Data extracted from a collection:
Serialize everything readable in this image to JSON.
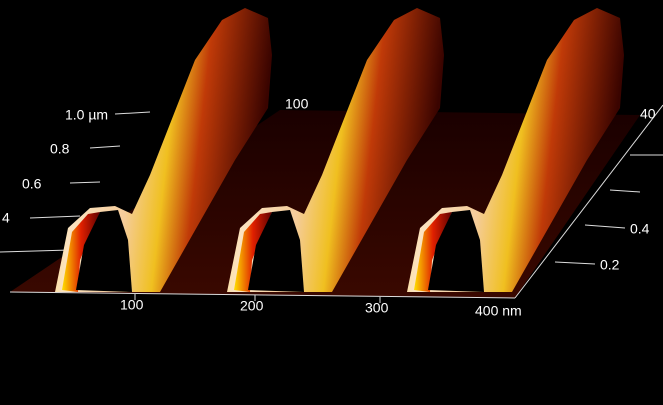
{
  "z_axis": {
    "ticks": [
      "1.0 µm",
      "0.8",
      "0.6",
      "4"
    ]
  },
  "x_axis": {
    "ticks": [
      "100",
      "200",
      "300",
      "400 nm"
    ]
  },
  "y_axis": {
    "ticks": [
      "0.2",
      "0.4",
      "40"
    ]
  },
  "back_label": "100"
}
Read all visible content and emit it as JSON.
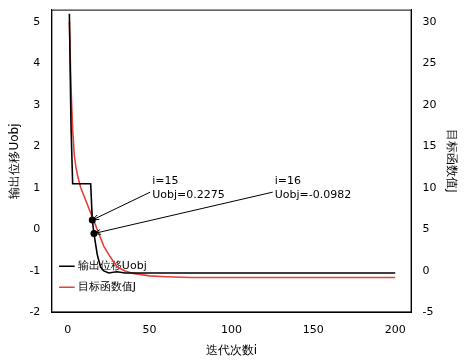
{
  "chart_data": {
    "type": "line",
    "x_label": "迭代次数i",
    "y_label": "输出位移Uobj",
    "y2_label": "目标函数值J",
    "x": [
      1,
      2,
      3,
      4,
      5,
      6,
      8,
      10,
      12,
      14,
      15,
      16,
      18,
      20,
      22,
      25,
      30,
      35,
      40,
      50,
      60,
      75,
      100,
      125,
      150,
      175,
      200
    ],
    "series": [
      {
        "name": "输出位移Uobj",
        "color": "#000000",
        "axis": "y",
        "values": [
          5.2,
          2.5,
          1.1,
          1.1,
          1.1,
          1.1,
          1.1,
          1.1,
          1.1,
          1.1,
          0.2275,
          -0.0982,
          -0.6,
          -0.9,
          -1.0,
          -1.05,
          -1.02,
          -1.05,
          -1.05,
          -1.05,
          -1.05,
          -1.05,
          -1.05,
          -1.05,
          -1.05,
          -1.05,
          -1.05
        ]
      },
      {
        "name": "目标函数值J",
        "color": "#e8403a",
        "axis": "y2",
        "values": [
          30,
          22,
          17,
          14,
          12.5,
          11.5,
          10,
          9,
          8,
          7,
          6.5,
          6,
          5,
          4,
          3,
          2,
          0.5,
          0,
          -0.3,
          -0.6,
          -0.7,
          -0.8,
          -0.8,
          -0.8,
          -0.8,
          -0.8,
          -0.8
        ]
      }
    ],
    "xlim": [
      -10,
      210
    ],
    "xticks": [
      0,
      50,
      100,
      150,
      200
    ],
    "ylim": [
      -2,
      5.3
    ],
    "yticks": [
      -2,
      -1,
      0,
      1,
      2,
      3,
      4,
      5
    ],
    "y2lim": [
      -5,
      31.5
    ],
    "y2ticks": [
      -5,
      0,
      5,
      10,
      15,
      20,
      25,
      30
    ],
    "grid": false,
    "legend": "upper right",
    "annotations": [
      {
        "x": 15,
        "y": 0.2275,
        "lines": [
          "i=15",
          "Uobj=0.2275"
        ]
      },
      {
        "x": 16,
        "y": -0.0982,
        "lines": [
          "i=16",
          "Uobj=-0.0982"
        ]
      }
    ]
  }
}
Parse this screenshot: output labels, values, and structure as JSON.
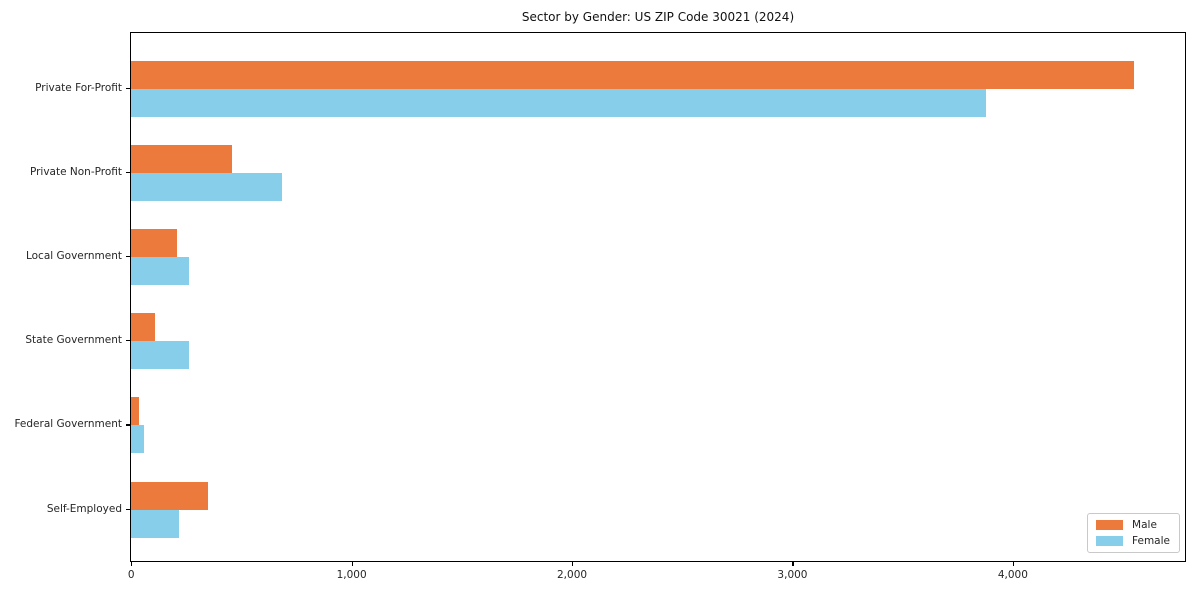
{
  "title": "Sector by Gender: US ZIP Code 30021 (2024)",
  "chart_data": {
    "type": "bar",
    "orientation": "horizontal",
    "title": "Sector by Gender: US ZIP Code 30021 (2024)",
    "categories": [
      "Private For-Profit",
      "Private Non-Profit",
      "Local Government",
      "State Government",
      "Federal Government",
      "Self-Employed"
    ],
    "series": [
      {
        "name": "Male",
        "color": "#EC7A3C",
        "values": [
          4550,
          460,
          210,
          110,
          38,
          350
        ]
      },
      {
        "name": "Female",
        "color": "#87CEEB",
        "values": [
          3880,
          685,
          265,
          265,
          58,
          220
        ]
      }
    ],
    "xlabel": "",
    "ylabel": "",
    "xlim": [
      0,
      4780
    ],
    "xticks": [
      0,
      1000,
      2000,
      3000,
      4000
    ],
    "xtick_labels": [
      "0",
      "1,000",
      "2,000",
      "3,000",
      "4,000"
    ],
    "grid": false,
    "legend": {
      "position": "lower right",
      "entries": [
        "Male",
        "Female"
      ]
    }
  }
}
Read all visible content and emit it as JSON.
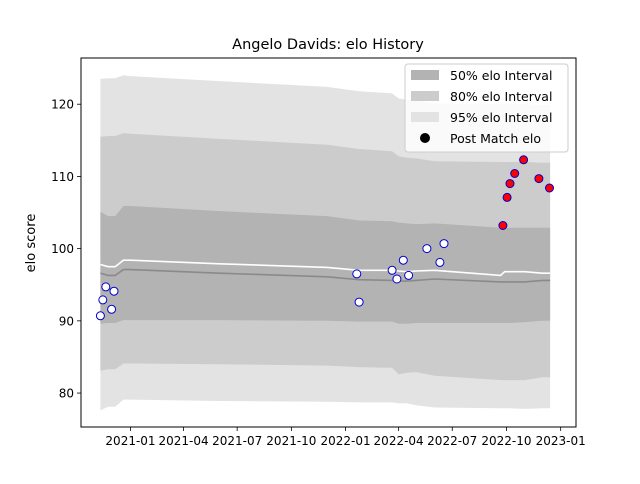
{
  "chart_data": {
    "type": "area",
    "title": "Angelo Davids: elo History",
    "xlabel": "",
    "ylabel": "elo score",
    "xlim": [
      "2020-10-09",
      "2023-01-27"
    ],
    "ylim": [
      75.3,
      126.4
    ],
    "x_ticks": [
      "2021-01",
      "2021-04",
      "2021-07",
      "2021-10",
      "2022-01",
      "2022-04",
      "2022-07",
      "2022-10",
      "2023-01"
    ],
    "y_ticks": [
      80,
      90,
      100,
      110,
      120
    ],
    "grid": false,
    "legend_position": "top-right",
    "legend": [
      {
        "label": "50% elo Interval",
        "kind": "patch",
        "color": "#b3b3b3"
      },
      {
        "label": "80% elo Interval",
        "kind": "patch",
        "color": "#cccccc"
      },
      {
        "label": "95% elo Interval",
        "kind": "patch",
        "color": "#e3e3e3"
      },
      {
        "label": "Post Match elo",
        "kind": "marker",
        "color": "#000000"
      }
    ],
    "x": [
      "2020-11-11",
      "2020-11-24",
      "2020-12-06",
      "2020-12-20",
      "2021-01-01",
      "2021-06-01",
      "2021-12-01",
      "2022-01-24",
      "2022-03-21",
      "2022-04-01",
      "2022-04-15",
      "2022-05-01",
      "2022-06-01",
      "2022-09-21",
      "2022-09-28",
      "2022-10-01",
      "2022-11-01",
      "2022-12-01",
      "2022-12-14"
    ],
    "mean": [
      97.8,
      97.5,
      97.5,
      98.4,
      98.4,
      97.9,
      97.4,
      97.0,
      97.0,
      96.9,
      96.8,
      96.9,
      97.0,
      96.3,
      96.8,
      96.8,
      96.8,
      96.6,
      96.6
    ],
    "median": [
      96.6,
      96.3,
      96.3,
      97.1,
      97.1,
      96.6,
      96.1,
      95.7,
      95.6,
      95.5,
      95.5,
      95.6,
      95.8,
      95.4,
      95.4,
      95.4,
      95.4,
      95.6,
      95.6
    ],
    "band50": {
      "lower": [
        89.6,
        89.7,
        89.7,
        90.1,
        90.1,
        90.1,
        90.0,
        89.9,
        89.9,
        89.6,
        89.6,
        89.7,
        89.7,
        89.7,
        89.7,
        89.7,
        89.8,
        90.0,
        90.0
      ],
      "upper": [
        105.1,
        104.5,
        104.5,
        105.9,
        105.9,
        105.2,
        104.5,
        103.9,
        103.8,
        103.6,
        103.5,
        103.4,
        103.5,
        102.9,
        102.9,
        102.9,
        102.9,
        102.9,
        102.9
      ]
    },
    "band80": {
      "lower": [
        83.1,
        83.3,
        83.3,
        84.1,
        84.1,
        84.0,
        83.8,
        83.6,
        83.5,
        82.6,
        82.8,
        82.9,
        82.4,
        81.8,
        81.8,
        81.8,
        81.8,
        82.2,
        82.2
      ]
    },
    "band95": {
      "lower": [
        77.6,
        78.1,
        78.1,
        79.1,
        79.1,
        78.9,
        78.8,
        78.7,
        78.7,
        78.6,
        78.6,
        78.3,
        78.0,
        77.9,
        77.9,
        77.9,
        77.8,
        77.9,
        77.9
      ],
      "upper": [
        123.5,
        123.6,
        123.6,
        124.0,
        123.9,
        123.2,
        122.4,
        121.8,
        121.5,
        120.8,
        120.6,
        120.5,
        120.1,
        120.0,
        120.0,
        120.0,
        120.0,
        119.9,
        119.9
      ]
    },
    "points": [
      {
        "date": "2020-11-11",
        "elo": 90.7,
        "style": "white"
      },
      {
        "date": "2020-11-15",
        "elo": 92.9,
        "style": "white"
      },
      {
        "date": "2020-11-20",
        "elo": 94.7,
        "style": "white"
      },
      {
        "date": "2020-11-30",
        "elo": 91.6,
        "style": "white"
      },
      {
        "date": "2020-12-04",
        "elo": 94.1,
        "style": "white"
      },
      {
        "date": "2022-01-20",
        "elo": 96.5,
        "style": "white"
      },
      {
        "date": "2022-01-24",
        "elo": 92.6,
        "style": "white"
      },
      {
        "date": "2022-03-21",
        "elo": 97.0,
        "style": "white"
      },
      {
        "date": "2022-03-29",
        "elo": 95.8,
        "style": "white"
      },
      {
        "date": "2022-04-09",
        "elo": 98.4,
        "style": "white"
      },
      {
        "date": "2022-04-18",
        "elo": 96.3,
        "style": "white"
      },
      {
        "date": "2022-05-19",
        "elo": 100.0,
        "style": "white"
      },
      {
        "date": "2022-06-10",
        "elo": 98.1,
        "style": "white"
      },
      {
        "date": "2022-06-17",
        "elo": 100.7,
        "style": "white"
      },
      {
        "date": "2022-09-25",
        "elo": 103.2,
        "style": "red"
      },
      {
        "date": "2022-10-02",
        "elo": 107.1,
        "style": "red"
      },
      {
        "date": "2022-10-07",
        "elo": 109.0,
        "style": "red"
      },
      {
        "date": "2022-10-15",
        "elo": 110.4,
        "style": "red"
      },
      {
        "date": "2022-10-30",
        "elo": 112.3,
        "style": "red"
      },
      {
        "date": "2022-11-25",
        "elo": 109.7,
        "style": "red"
      },
      {
        "date": "2022-12-13",
        "elo": 108.4,
        "style": "red"
      }
    ],
    "colors": {
      "band50": "#b3b3b3",
      "band80": "#cccccc",
      "band95": "#e3e3e3",
      "mean": "#ffffff",
      "median": "#8a8a8a",
      "point_edge": "#0000cc",
      "point_red": "#ff0000",
      "point_white": "#ffffff"
    }
  }
}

## The problem
Above are the records; copy every line in them that holds the word "Profit".

## Finished task
      "Private For-Profit",
      "Private Non-Profit",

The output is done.